REQUIRED TASK: Search the data for the word "Anita". Reproduce every line where it is found.

GIVEN DATA:
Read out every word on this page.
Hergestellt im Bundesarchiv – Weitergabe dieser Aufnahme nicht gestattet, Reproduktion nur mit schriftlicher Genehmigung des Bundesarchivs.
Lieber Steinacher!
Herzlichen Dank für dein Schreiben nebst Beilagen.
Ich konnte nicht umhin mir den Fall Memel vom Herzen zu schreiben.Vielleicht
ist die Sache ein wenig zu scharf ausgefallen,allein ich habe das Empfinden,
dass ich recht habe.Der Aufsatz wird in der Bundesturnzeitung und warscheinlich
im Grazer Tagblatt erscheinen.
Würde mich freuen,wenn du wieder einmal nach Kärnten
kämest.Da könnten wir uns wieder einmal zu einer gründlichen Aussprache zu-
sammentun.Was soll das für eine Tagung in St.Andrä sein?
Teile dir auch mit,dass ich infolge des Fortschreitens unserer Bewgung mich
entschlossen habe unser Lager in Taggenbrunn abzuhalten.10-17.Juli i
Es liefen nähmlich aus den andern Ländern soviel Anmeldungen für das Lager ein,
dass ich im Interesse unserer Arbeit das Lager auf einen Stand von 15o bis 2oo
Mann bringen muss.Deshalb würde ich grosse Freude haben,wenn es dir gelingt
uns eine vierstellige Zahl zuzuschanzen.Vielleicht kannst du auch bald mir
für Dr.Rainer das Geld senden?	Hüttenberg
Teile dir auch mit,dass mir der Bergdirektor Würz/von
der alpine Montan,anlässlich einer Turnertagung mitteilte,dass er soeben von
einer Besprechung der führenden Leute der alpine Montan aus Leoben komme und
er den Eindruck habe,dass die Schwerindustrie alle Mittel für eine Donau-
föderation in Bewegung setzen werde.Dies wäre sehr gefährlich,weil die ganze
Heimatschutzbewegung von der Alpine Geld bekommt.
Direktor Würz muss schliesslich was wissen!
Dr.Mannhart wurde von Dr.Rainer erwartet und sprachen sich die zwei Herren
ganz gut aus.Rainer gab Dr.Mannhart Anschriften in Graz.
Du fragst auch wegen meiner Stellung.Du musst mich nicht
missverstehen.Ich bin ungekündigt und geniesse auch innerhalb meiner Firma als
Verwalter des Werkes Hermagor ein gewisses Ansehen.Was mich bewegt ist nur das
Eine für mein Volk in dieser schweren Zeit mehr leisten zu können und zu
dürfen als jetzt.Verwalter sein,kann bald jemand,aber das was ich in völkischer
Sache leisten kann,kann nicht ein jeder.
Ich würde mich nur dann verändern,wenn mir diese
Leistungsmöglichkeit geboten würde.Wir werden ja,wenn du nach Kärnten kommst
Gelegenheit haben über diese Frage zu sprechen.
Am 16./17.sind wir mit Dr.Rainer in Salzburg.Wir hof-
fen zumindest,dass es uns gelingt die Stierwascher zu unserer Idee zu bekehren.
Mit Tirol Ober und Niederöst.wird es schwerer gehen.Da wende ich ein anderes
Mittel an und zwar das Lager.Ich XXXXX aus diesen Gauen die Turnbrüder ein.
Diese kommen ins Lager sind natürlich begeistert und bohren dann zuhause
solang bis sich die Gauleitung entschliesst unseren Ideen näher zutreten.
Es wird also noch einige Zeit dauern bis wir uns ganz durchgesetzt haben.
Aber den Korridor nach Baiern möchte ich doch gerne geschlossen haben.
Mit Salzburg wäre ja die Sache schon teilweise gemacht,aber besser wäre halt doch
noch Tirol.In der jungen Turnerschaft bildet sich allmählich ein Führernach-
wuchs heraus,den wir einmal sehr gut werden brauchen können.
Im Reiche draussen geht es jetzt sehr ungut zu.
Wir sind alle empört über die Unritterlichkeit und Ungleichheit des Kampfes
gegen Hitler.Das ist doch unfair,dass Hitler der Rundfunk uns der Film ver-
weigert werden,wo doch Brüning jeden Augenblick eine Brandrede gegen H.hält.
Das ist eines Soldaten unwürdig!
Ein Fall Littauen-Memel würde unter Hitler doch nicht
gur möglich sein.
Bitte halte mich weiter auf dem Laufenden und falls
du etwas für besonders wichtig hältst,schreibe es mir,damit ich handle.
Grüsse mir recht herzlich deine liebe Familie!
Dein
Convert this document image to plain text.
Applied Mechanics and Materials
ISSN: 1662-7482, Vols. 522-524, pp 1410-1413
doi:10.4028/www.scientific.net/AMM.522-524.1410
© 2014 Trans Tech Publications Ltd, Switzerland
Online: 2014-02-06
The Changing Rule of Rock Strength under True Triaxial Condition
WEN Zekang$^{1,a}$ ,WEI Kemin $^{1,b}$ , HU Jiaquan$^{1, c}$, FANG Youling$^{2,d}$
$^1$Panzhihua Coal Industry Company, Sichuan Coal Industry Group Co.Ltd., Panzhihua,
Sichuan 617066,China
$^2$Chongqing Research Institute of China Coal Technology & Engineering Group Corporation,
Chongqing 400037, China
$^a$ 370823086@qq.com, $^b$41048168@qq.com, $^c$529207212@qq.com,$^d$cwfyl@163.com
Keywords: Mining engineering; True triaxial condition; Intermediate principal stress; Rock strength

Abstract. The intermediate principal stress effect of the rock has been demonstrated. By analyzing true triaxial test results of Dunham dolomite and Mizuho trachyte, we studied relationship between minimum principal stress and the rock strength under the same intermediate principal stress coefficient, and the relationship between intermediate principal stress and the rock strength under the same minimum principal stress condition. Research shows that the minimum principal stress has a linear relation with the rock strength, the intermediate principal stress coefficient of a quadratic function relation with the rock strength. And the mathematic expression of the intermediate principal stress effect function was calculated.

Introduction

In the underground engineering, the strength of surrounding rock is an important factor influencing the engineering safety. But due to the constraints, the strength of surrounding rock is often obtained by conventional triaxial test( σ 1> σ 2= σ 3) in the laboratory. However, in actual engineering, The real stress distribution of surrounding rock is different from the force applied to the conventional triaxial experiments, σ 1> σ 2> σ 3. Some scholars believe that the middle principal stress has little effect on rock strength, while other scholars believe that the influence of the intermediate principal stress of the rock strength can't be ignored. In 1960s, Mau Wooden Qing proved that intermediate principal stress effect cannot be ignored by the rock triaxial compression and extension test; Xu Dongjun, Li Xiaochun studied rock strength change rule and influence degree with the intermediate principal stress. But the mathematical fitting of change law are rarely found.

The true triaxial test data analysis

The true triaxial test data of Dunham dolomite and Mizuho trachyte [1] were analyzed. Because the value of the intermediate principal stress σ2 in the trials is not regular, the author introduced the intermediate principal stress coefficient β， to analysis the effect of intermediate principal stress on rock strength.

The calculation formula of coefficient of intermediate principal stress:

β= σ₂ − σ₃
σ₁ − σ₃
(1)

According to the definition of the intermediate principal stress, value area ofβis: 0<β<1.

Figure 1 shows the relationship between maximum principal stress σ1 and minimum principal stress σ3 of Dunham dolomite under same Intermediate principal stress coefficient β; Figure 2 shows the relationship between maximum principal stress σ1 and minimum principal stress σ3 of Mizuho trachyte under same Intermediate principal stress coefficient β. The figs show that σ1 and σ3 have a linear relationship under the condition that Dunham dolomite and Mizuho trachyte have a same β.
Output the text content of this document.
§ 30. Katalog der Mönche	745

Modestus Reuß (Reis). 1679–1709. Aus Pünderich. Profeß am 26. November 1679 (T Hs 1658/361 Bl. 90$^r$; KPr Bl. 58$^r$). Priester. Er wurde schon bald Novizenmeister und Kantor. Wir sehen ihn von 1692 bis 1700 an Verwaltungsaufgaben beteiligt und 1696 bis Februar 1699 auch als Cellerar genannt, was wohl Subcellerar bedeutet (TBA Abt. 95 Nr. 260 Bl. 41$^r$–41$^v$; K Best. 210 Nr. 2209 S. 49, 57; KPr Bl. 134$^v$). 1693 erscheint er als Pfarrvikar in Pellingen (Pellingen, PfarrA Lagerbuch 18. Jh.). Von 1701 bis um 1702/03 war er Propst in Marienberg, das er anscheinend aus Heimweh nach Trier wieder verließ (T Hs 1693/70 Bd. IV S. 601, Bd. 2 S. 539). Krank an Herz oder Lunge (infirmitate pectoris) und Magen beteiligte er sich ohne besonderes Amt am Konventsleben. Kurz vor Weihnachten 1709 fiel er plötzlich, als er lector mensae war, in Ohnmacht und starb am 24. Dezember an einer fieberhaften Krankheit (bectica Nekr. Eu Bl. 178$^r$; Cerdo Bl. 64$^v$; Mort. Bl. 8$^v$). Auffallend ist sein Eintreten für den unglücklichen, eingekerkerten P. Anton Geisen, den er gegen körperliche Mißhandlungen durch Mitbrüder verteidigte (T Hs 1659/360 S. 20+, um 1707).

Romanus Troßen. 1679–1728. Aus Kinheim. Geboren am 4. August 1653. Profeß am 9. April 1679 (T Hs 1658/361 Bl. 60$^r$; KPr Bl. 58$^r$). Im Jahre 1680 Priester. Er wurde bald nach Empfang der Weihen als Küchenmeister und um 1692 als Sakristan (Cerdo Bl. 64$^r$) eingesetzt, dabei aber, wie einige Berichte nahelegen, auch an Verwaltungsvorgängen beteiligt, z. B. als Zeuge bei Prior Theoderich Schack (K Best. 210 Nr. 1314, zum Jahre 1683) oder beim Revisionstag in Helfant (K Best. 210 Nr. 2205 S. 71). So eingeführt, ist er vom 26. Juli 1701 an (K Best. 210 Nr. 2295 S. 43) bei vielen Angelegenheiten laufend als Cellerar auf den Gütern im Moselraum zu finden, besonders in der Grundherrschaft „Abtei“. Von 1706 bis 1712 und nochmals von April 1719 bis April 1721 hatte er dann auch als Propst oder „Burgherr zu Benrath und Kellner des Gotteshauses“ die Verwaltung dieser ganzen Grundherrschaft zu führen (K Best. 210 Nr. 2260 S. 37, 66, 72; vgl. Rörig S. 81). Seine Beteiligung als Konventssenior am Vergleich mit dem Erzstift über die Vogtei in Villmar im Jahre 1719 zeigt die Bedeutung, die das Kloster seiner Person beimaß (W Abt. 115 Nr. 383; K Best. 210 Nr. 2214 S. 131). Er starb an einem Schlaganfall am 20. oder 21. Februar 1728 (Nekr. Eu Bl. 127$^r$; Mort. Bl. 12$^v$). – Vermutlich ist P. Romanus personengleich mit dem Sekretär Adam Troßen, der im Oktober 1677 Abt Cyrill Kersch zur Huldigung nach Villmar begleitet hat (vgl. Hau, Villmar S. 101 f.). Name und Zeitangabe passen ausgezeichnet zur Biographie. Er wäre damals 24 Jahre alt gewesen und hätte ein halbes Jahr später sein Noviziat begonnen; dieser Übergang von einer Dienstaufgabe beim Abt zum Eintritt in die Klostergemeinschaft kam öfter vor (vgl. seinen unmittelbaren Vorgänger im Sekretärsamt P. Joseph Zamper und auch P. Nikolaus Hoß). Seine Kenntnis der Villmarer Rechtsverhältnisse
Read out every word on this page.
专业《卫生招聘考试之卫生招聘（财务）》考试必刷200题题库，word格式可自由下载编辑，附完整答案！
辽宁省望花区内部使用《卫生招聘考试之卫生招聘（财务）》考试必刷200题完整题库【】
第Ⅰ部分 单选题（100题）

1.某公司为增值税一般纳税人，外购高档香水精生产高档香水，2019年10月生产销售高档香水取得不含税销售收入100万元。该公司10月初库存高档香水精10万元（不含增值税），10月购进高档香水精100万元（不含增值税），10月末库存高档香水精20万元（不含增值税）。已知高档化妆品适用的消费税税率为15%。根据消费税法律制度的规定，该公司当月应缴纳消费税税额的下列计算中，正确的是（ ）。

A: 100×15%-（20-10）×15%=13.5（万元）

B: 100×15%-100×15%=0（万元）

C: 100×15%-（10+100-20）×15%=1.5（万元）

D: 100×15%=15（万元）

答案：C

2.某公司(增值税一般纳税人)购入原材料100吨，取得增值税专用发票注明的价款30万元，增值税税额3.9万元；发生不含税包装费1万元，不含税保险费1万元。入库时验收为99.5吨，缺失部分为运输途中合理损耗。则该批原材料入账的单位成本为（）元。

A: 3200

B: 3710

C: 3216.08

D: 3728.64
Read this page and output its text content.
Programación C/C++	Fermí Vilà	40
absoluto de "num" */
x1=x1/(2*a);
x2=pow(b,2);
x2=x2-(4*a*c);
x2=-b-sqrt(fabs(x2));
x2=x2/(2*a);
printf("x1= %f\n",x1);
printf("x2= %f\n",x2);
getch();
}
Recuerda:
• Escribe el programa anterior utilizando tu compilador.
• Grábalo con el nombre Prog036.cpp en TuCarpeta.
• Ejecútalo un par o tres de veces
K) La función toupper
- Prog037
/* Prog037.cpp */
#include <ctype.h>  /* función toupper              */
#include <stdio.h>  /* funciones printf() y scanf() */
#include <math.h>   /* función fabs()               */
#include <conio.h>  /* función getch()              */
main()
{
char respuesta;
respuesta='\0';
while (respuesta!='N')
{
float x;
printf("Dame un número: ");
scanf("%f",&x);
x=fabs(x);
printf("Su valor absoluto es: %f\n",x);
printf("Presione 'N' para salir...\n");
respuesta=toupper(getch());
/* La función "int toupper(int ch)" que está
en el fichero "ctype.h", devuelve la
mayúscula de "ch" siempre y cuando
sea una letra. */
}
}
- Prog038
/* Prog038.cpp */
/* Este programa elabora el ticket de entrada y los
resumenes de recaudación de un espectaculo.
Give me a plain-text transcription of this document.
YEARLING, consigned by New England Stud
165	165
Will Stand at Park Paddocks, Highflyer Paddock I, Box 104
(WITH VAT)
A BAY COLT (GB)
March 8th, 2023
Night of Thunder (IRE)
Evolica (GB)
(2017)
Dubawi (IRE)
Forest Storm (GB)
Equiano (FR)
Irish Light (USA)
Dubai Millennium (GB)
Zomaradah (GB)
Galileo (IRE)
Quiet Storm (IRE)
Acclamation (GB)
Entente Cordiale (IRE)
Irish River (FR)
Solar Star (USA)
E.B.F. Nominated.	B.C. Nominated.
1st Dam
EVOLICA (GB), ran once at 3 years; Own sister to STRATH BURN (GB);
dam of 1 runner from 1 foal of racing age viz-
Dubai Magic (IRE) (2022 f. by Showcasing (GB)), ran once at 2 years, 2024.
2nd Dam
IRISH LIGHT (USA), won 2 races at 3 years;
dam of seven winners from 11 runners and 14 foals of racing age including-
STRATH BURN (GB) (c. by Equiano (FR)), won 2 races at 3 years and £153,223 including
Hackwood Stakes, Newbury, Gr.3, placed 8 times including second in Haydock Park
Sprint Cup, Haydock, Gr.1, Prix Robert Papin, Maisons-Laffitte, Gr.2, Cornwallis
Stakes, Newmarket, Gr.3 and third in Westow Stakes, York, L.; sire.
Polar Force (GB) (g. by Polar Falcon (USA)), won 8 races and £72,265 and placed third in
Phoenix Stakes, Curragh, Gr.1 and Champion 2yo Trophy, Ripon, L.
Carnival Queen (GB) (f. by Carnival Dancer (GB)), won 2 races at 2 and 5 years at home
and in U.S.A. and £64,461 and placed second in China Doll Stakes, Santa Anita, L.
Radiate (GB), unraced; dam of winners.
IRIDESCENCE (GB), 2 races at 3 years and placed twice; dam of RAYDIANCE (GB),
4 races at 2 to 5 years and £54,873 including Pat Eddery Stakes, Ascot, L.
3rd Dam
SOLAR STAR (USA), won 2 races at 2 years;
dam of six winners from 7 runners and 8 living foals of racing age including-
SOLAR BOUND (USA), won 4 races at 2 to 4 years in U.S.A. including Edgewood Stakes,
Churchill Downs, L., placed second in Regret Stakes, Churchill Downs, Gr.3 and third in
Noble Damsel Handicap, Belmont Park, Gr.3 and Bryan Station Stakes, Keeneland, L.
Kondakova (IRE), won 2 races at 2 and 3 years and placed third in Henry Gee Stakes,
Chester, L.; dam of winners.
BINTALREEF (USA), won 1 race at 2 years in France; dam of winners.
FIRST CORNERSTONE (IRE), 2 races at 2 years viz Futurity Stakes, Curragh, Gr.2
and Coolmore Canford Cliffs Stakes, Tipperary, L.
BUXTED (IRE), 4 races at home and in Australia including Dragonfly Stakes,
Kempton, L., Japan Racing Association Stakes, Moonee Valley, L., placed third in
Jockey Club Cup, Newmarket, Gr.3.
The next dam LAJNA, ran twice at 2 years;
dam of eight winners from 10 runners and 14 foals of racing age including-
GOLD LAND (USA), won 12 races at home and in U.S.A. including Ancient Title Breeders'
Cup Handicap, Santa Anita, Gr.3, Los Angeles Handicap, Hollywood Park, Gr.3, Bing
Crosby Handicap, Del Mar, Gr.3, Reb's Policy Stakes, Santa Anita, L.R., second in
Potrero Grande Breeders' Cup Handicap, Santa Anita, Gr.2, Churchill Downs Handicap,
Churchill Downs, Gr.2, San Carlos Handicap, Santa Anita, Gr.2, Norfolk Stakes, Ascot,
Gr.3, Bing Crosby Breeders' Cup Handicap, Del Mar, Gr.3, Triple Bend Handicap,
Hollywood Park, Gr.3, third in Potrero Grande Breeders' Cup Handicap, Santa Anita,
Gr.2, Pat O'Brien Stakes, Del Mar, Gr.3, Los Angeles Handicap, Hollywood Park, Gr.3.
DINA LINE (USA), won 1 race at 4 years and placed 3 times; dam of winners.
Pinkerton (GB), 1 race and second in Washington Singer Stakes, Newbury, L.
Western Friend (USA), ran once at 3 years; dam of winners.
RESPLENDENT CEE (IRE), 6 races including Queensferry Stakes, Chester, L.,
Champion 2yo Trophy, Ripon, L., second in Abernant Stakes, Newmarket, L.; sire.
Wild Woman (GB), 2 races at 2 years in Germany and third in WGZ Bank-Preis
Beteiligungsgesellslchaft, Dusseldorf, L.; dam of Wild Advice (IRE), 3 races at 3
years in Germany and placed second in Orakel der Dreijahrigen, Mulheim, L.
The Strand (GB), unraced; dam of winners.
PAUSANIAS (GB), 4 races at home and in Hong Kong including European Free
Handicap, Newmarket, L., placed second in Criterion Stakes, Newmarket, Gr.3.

RESULT OF THIS TASK:
and in U.S.A. and £64,461 and placed second in China Doll Stakes, Santa Anita, L.
Cup Handicap, Santa Anita, Gr.3, Los Angeles Handicap, Hollywood Park, Gr.3, Bing
Crosby Handicap, Del Mar, Gr.3, Reb's Policy Stakes, Santa Anita, L.R., second in
Potrero Grande Breeders' Cup Handicap, Santa Anita, Gr.2, Churchill Downs Handicap,
Churchill Downs, Gr.2, San Carlos Handicap, Santa Anita, Gr.2, Norfolk Stakes, Ascot,
Hollywood Park, Gr.3, third in Potrero Grande Breeders' Cup Handicap, Santa Anita,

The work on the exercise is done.